WHAT THE TASK ASKS — Take each line in the entries below that holds "image" and show it.
*** INFORMATION SHOWN ***
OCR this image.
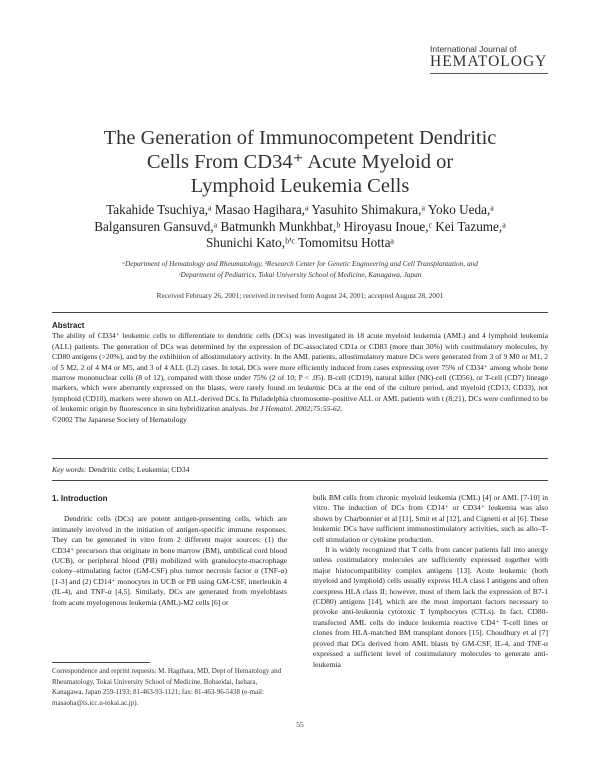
International Journal of
HEMATOLOGY
The Generation of Immunocompetent Dendritic
Cells From CD34⁺ Acute Myeloid or
Lymphoid Leukemia Cells
Takahide Tsuchiya,ᵃ Masao Hagihara,ᵃ Yasuhito Shimakura,ᵃ Yoko Ueda,ᵃ
Balgansuren Gansuvd,ᵃ Batmunkh Munkhbat,ᵇ Hiroyasu Inoue,ᶜ Kei Tazume,ᵃ
Shunichi Kato,ᵇ'ᶜ Tomomitsu Hottaᵃ
ᵃDepartment of Hematology and Rheumatology, ᵇResearch Center for Genetic Engineering and Cell Transplantation, and
ᶜDepartment of Pediatrics, Tokai University School of Medicine, Kanagawa, Japan
Received February 26, 2001; received in revised form August 24, 2001; accepted August 28, 2001
Abstract
The ability of CD34⁺ leukemic cells to differentiate to dendritic cells (DCs) was investigated in 18 acute myeloid leukemia (AML) and 4 lymphoid leukemia (ALL) patients. The generation of DCs was determined by the expression of DC-associated CD1a or CD83 (more than 30%) with costimulatory molecules, by CD80 antigens (>20%), and by the exhibition of allostimulatory activity. In the AML patients, allostimulatory mature DCs were generated from 3 of 9 M0 or M1, 2 of 5 M2, 2 of 4 M4 or M5, and 3 of 4 ALL (L2) cases. In total, DCs were more efficiently induced from cases expressing over 75% of CD34⁺ among whole bone marrow mononuclear cells (8 of 12), compared with those under 75% (2 of 10; P < .05). B-cell (CD19), natural killer (NK)-cell (CD56), or T-cell (CD7) lineage markers, which were aberrantly expressed on the blasts, were rarely found on leukemic DCs at the end of the culture period, and myeloid (CD13, CD33), not lymphoid (CD10), markers were shown on ALL-derived DCs. In Philadelphia chromosome–positive ALL or AML patients with t (8;21), DCs were confirmed to be of leukemic origin by fluorescence in situ hybridization analysis. Int J Hematol. 2002;75:55-62.
©2002 The Japanese Society of Hematology
Key words: Dendritic cells; Leukemia; CD34
1. Introduction

Dendritic cells (DCs) are potent antigen-presenting cells, which are intimately involved in the initiation of antigen-specific immune responses. They can be generated in vitro from 2 different major sources: (1) the CD34⁺ precursors that originate in bone marrow (BM), umbilical cord blood (UCB), or peripheral blood (PB) mobilized with granulocyte-macrophage colony–stimulating factor (GM-CSF) plus tumor necrosis factor α (TNF-α) [1-3] and (2) CD14⁺ monocytes in UCB or PB using GM-CSF, interleukin 4 (IL-4), and TNF-α [4,5]. Similarly, DCs are generated from myeloblasts from acute myelogenous leukemia (AML)-M2 cells [6] or

bulk BM cells from chronic myeloid leukemia (CML) [4] or AML [7-10] in vitro. The induction of DCs from CD14⁺ or CD34⁺ leukemia was also shown by Charbonnier et al [11], Smit et al [12], and Cignetti et al [6]. These leukemic DCs have sufficient immunostimulatory activities, such as allo–T-cell stimulation or cytokine production.

It is widely recognized that T cells from cancer patients fall into anergy unless costimulatory molecules are sufficiently expressed together with major histocompatibility complex antigens [13]. Acute leukemic (both myeloid and lymphoid) cells usually express HLA class I antigens and often coexpress HLA class II; however, most of them lack the expression of B7-1 (CD80) antigens [14], which are the most important factors necessary to provoke anti-leukemia cytotoxic T lymphocytes (CTLs). In fact, CD80-transfected AML cells do induce leukemia reactive CD4⁺ T-cell lines or clones from HLA-matched BM transplant donors [15]. Choudhury et al [7] proved that DCs derived from AML blasts by GM-CSF, IL-4, and TNF-α expressed a sufficient level of costimulatory molecules to generate anti-leukemia

Correspondence and reprint requests: M. Hagihara, MD, Dept of Hematology and Rheumatology, Tokai University School of Medicine, Bohseidai, Isehara, Kanagawa, Japan 259-1193; 81-463-93-1121; fax: 81-463-96-5438 (e-mail: masaoha@is.icc.u-tokai.ac.jp).
55
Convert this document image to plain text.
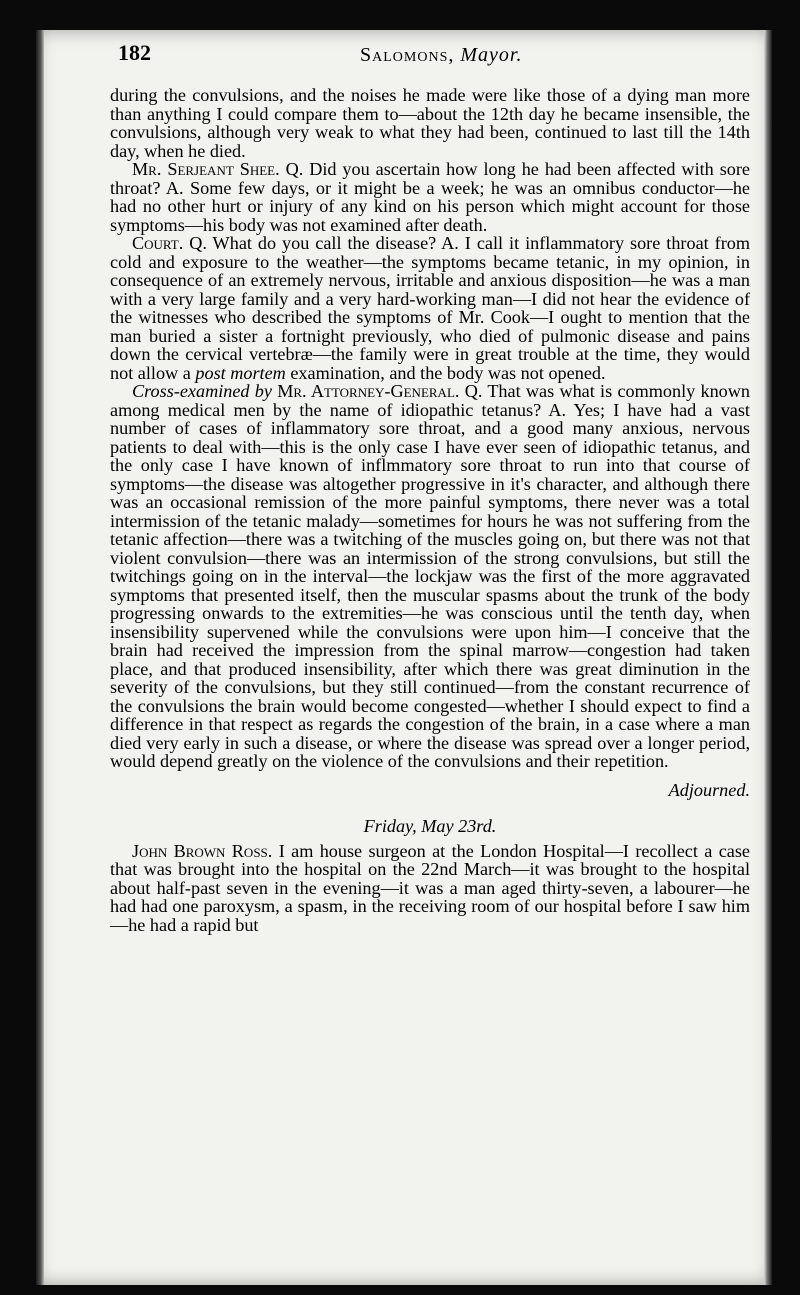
182	Salomons, Mayor.

during the convulsions, and the noises he made were like those of a dying man more than anything I could compare them to—about the 12th day he became insensible, the convulsions, although very weak to what they had been, continued to last till the 14th day, when he died.

Mr. Serjeant Shee. Q. Did you ascertain how long he had been affected with sore throat? A. Some few days, or it might be a week; he was an omnibus conductor—he had no other hurt or injury of any kind on his person which might account for those symptoms—his body was not examined after death.

Court. Q. What do you call the disease? A. I call it inflammatory sore throat from cold and exposure to the weather—the symptoms became tetanic, in my opinion, in consequence of an extremely nervous, irritable and anxious disposition—he was a man with a very large family and a very hard-working man—I did not hear the evidence of the witnesses who described the symptoms of Mr. Cook—I ought to mention that the man buried a sister a fortnight previously, who died of pulmonic disease and pains down the cervical vertebræ—the family were in great trouble at the time, they would not allow a post mortem examination, and the body was not opened.

Cross-examined by Mr. Attorney-General. Q. That was what is commonly known among medical men by the name of idiopathic tetanus? A. Yes; I have had a vast number of cases of inflammatory sore throat, and a good many anxious, nervous patients to deal with—this is the only case I have ever seen of idiopathic tetanus, and the only case I have known of inflmmatory sore throat to run into that course of symptoms—the disease was altogether progressive in it's character, and although there was an occasional remission of the more painful symptoms, there never was a total intermission of the tetanic malady—sometimes for hours he was not suffering from the tetanic affection—there was a twitching of the muscles going on, but there was not that violent convulsion—there was an intermission of the strong convulsions, but still the twitchings going on in the interval—the lockjaw was the first of the more aggravated symptoms that presented itself, then the muscular spasms about the trunk of the body progressing onwards to the extremities—he was conscious until the tenth day, when insensibility supervened while the convulsions were upon him—I conceive that the brain had received the impression from the spinal marrow—congestion had taken place, and that produced insensibility, after which there was great diminution in the severity of the convulsions, but they still continued—from the constant recurrence of the convulsions the brain would become congested—whether I should expect to find a difference in that respect as regards the congestion of the brain, in a case where a man died very early in such a disease, or where the disease was spread over a longer period, would depend greatly on the violence of the convulsions and their repetition.

Adjourned.

Friday, May 23rd.

John Brown Ross. I am house surgeon at the London Hospital—I recollect a case that was brought into the hospital on the 22nd March—it was brought to the hospital about half-past seven in the evening—it was a man aged thirty-seven, a labourer—he had had one paroxysm, a spasm, in the receiving room of our hospital before I saw him—he had a rapid but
***
ANSWER AREA —
OCR this image.
Convert this document image to plain text.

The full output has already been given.